-- begin Dataset records --

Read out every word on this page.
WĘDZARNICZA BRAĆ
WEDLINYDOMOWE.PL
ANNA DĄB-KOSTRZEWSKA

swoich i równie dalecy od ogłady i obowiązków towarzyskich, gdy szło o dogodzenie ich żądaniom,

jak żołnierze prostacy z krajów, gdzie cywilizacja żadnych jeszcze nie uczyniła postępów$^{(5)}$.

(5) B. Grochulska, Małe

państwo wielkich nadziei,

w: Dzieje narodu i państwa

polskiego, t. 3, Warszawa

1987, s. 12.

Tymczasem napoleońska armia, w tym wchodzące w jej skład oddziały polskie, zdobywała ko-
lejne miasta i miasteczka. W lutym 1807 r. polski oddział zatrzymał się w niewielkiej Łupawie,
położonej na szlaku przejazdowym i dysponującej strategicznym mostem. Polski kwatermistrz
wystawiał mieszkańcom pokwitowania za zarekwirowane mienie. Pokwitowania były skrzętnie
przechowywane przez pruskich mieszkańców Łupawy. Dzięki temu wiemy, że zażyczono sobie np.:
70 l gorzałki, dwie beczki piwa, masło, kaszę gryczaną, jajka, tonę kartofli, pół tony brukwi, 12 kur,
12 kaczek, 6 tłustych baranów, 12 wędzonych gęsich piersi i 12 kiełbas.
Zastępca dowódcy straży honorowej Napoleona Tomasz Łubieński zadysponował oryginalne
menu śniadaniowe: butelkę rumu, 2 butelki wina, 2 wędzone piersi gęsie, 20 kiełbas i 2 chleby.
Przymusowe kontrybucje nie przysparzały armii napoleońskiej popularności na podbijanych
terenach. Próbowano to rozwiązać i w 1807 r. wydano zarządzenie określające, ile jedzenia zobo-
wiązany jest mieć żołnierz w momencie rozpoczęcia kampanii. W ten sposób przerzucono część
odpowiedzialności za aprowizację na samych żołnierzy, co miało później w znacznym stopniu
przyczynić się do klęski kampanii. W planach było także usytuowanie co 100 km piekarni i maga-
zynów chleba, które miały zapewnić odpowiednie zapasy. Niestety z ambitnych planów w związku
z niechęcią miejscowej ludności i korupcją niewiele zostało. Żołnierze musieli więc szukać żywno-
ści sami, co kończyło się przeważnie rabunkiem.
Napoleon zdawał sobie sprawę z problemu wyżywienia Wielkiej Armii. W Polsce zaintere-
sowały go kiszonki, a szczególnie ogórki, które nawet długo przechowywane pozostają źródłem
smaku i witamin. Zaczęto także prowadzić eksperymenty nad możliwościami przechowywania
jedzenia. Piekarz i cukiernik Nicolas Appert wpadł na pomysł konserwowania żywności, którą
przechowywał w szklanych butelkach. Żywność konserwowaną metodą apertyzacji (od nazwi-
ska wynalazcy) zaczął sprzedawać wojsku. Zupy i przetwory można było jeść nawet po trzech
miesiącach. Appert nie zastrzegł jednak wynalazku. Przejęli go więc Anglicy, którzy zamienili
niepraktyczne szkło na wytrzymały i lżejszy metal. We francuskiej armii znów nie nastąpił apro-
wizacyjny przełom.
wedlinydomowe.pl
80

-- end Dataset records --

-- Written problem --
Write out the whole listing exactly.

-- Response below --
Read out every word on this page.
WĘDZARNICZA BRAĆ
WEDLINYDOMOWE.PL
ANNA DĄB-KOSTRZEWSKA

swoich i równie dalecy od ogłady i obowiązków towarzyskich, gdy szło o dogodzenie ich żądaniom,

jak żołnierze prostacy z krajów, gdzie cywilizacja żadnych jeszcze nie uczyniła postępów$^{(5)}$.

(5) B. Grochulska, Małe

państwo wielkich nadziei,

w: Dzieje narodu i państwa

polskiego, t. 3, Warszawa

1987, s. 12.

Tymczasem napoleońska armia, w tym wchodzące w jej skład oddziały polskie, zdobywała ko-
lejne miasta i miasteczka. W lutym 1807 r. polski oddział zatrzymał się w niewielkiej Łupawie,
położonej na szlaku przejazdowym i dysponującej strategicznym mostem. Polski kwatermistrz
wystawiał mieszkańcom pokwitowania za zarekwirowane mienie. Pokwitowania były skrzętnie
przechowywane przez pruskich mieszkańców Łupawy. Dzięki temu wiemy, że zażyczono sobie np.:
70 l gorzałki, dwie beczki piwa, masło, kaszę gryczaną, jajka, tonę kartofli, pół tony brukwi, 12 kur,
12 kaczek, 6 tłustych baranów, 12 wędzonych gęsich piersi i 12 kiełbas.
Zastępca dowódcy straży honorowej Napoleona Tomasz Łubieński zadysponował oryginalne
menu śniadaniowe: butelkę rumu, 2 butelki wina, 2 wędzone piersi gęsie, 20 kiełbas i 2 chleby.
Przymusowe kontrybucje nie przysparzały armii napoleońskiej popularności na podbijanych
terenach. Próbowano to rozwiązać i w 1807 r. wydano zarządzenie określające, ile jedzenia zobo-
wiązany jest mieć żołnierz w momencie rozpoczęcia kampanii. W ten sposób przerzucono część
odpowiedzialności za aprowizację na samych żołnierzy, co miało później w znacznym stopniu
przyczynić się do klęski kampanii. W planach było także usytuowanie co 100 km piekarni i maga-
zynów chleba, które miały zapewnić odpowiednie zapasy. Niestety z ambitnych planów w związku
z niechęcią miejscowej ludności i korupcją niewiele zostało. Żołnierze musieli więc szukać żywno-
ści sami, co kończyło się przeważnie rabunkiem.
Napoleon zdawał sobie sprawę z problemu wyżywienia Wielkiej Armii. W Polsce zaintere-
sowały go kiszonki, a szczególnie ogórki, które nawet długo przechowywane pozostają źródłem
smaku i witamin. Zaczęto także prowadzić eksperymenty nad możliwościami przechowywania
jedzenia. Piekarz i cukiernik Nicolas Appert wpadł na pomysł konserwowania żywności, którą
przechowywał w szklanych butelkach. Żywność konserwowaną metodą apertyzacji (od nazwi-
ska wynalazcy) zaczął sprzedawać wojsku. Zupy i przetwory można było jeść nawet po trzech
miesiącach. Appert nie zastrzegł jednak wynalazku. Przejęli go więc Anglicy, którzy zamienili
niepraktyczne szkło na wytrzymały i lżejszy metal. We francuskiej armii znów nie nastąpił apro-
wizacyjny przełom.
wedlinydomowe.pl
80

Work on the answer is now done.